Identify the lines that contain the word "муниципальной", then copy them.
========
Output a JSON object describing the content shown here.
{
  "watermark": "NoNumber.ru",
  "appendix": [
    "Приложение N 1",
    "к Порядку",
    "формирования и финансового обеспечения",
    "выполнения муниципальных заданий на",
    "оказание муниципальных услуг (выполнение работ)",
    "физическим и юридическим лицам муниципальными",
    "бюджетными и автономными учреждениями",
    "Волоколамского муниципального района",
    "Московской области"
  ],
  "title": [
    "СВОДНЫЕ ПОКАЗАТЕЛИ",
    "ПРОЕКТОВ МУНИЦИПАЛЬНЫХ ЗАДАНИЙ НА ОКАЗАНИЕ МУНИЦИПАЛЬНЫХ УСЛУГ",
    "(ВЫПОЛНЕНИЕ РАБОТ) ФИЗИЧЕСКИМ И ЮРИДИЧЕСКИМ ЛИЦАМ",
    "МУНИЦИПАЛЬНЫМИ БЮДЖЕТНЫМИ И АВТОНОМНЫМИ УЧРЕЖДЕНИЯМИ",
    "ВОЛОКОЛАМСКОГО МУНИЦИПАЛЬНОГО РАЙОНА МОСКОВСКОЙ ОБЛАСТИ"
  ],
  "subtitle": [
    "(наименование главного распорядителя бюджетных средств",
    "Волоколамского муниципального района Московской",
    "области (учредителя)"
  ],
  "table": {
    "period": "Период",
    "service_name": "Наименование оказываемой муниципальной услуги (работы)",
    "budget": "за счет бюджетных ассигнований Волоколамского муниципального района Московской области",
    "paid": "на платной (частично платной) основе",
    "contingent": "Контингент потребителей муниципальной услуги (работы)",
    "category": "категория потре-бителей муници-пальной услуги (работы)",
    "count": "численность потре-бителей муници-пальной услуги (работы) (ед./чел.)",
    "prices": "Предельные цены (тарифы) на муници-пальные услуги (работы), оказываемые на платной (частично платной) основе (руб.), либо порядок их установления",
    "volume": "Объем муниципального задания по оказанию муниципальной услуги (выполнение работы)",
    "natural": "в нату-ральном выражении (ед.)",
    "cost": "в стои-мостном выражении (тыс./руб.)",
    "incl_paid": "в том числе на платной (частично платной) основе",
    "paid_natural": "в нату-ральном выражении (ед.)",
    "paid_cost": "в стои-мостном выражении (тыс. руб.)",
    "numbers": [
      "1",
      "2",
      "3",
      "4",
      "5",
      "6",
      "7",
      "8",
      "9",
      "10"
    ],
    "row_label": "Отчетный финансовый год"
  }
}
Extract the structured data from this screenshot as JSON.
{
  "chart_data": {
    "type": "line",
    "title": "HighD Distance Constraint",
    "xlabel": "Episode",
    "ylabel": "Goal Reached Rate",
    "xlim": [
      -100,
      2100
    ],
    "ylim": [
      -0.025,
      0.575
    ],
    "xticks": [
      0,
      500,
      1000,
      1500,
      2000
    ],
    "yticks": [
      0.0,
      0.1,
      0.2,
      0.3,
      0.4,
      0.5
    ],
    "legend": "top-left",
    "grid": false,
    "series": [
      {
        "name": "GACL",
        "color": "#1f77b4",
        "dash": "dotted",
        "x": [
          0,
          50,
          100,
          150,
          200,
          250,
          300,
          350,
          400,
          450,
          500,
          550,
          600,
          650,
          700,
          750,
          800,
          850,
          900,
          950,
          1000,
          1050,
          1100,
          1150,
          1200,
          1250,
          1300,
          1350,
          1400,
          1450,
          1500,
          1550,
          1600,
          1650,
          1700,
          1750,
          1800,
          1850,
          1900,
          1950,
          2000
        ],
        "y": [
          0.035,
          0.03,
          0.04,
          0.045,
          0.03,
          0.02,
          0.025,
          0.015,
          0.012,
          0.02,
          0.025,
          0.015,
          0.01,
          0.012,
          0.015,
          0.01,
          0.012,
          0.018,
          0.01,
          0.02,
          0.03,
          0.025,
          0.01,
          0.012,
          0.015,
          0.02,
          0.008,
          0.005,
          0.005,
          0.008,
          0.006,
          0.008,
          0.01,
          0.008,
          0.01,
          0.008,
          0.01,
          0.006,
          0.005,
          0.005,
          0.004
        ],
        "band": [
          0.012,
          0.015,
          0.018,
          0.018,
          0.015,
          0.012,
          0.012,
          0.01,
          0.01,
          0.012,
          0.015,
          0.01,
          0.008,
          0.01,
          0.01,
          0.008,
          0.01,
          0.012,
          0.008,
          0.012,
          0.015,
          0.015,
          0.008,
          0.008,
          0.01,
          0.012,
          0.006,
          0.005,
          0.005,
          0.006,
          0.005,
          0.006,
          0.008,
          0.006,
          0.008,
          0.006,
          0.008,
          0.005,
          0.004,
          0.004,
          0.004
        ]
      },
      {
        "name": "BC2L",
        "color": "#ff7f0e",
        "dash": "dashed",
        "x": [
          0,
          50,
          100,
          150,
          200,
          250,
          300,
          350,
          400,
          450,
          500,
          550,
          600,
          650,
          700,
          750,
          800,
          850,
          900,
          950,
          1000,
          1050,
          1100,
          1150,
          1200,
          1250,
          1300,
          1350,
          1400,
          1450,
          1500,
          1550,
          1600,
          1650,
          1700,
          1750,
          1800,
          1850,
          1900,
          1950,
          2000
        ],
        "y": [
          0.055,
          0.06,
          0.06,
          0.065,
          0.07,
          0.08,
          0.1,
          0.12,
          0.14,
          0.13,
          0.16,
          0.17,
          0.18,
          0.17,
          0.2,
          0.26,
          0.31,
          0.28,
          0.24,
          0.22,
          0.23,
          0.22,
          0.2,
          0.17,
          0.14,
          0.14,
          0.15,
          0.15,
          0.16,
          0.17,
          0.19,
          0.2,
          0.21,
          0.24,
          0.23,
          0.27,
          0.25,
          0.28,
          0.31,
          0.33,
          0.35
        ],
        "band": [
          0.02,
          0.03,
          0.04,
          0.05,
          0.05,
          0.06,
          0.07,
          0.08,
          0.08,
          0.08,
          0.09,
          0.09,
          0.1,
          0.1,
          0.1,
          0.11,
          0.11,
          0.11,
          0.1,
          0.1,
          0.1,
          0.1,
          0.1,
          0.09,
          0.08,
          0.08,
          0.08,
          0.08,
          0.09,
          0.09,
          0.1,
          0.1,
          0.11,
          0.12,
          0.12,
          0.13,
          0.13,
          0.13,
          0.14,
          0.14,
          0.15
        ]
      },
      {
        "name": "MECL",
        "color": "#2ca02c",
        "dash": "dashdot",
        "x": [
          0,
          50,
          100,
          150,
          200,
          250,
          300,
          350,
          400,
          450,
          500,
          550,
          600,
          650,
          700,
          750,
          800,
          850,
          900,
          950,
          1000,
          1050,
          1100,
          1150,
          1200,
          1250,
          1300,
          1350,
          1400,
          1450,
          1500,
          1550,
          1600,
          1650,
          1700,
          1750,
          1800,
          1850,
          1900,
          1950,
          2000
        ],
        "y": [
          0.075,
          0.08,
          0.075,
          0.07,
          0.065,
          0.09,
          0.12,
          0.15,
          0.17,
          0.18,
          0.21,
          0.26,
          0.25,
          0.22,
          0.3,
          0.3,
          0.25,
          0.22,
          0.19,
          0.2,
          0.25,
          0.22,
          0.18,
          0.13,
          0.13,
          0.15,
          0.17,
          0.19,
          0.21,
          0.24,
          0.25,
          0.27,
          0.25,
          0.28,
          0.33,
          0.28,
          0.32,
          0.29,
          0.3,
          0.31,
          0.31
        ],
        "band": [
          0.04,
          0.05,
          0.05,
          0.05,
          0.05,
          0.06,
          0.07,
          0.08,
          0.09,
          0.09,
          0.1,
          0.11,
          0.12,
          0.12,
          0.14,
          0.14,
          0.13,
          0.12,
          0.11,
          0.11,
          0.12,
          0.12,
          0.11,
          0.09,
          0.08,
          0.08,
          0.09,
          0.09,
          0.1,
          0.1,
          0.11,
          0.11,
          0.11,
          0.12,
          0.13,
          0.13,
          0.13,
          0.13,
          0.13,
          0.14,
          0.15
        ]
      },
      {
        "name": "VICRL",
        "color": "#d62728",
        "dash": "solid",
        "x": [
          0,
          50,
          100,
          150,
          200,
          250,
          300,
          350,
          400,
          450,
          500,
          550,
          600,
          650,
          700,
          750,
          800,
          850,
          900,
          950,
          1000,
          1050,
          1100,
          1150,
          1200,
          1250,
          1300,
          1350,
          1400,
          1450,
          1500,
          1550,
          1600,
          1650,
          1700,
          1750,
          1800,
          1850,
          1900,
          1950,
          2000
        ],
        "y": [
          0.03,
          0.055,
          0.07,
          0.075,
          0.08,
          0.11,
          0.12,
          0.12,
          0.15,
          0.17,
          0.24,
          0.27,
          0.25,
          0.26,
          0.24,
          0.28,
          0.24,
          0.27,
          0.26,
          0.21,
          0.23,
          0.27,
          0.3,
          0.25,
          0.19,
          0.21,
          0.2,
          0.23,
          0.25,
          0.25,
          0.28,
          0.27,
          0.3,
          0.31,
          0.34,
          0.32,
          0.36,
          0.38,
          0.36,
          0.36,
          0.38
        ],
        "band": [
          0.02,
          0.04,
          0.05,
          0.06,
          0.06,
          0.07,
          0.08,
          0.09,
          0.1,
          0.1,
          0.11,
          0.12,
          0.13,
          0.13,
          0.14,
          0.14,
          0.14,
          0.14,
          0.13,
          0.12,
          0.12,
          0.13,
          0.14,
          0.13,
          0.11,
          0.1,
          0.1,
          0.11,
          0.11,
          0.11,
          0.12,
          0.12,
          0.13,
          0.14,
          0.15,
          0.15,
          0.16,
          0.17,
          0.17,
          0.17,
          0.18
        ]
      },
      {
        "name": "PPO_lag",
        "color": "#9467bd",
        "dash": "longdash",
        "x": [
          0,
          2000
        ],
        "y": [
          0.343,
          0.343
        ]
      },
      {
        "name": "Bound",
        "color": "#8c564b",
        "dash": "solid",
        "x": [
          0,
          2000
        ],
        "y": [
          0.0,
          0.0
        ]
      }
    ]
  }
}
========
Exercise solution:
    "service_name": "Наименование оказываемой муниципальной услуги (работы)",
    "contingent": "Контингент потребителей муниципальной услуги (работы)",
    "volume": "Объем муниципального задания по оказанию муниципальной услуги (выполнение работы)",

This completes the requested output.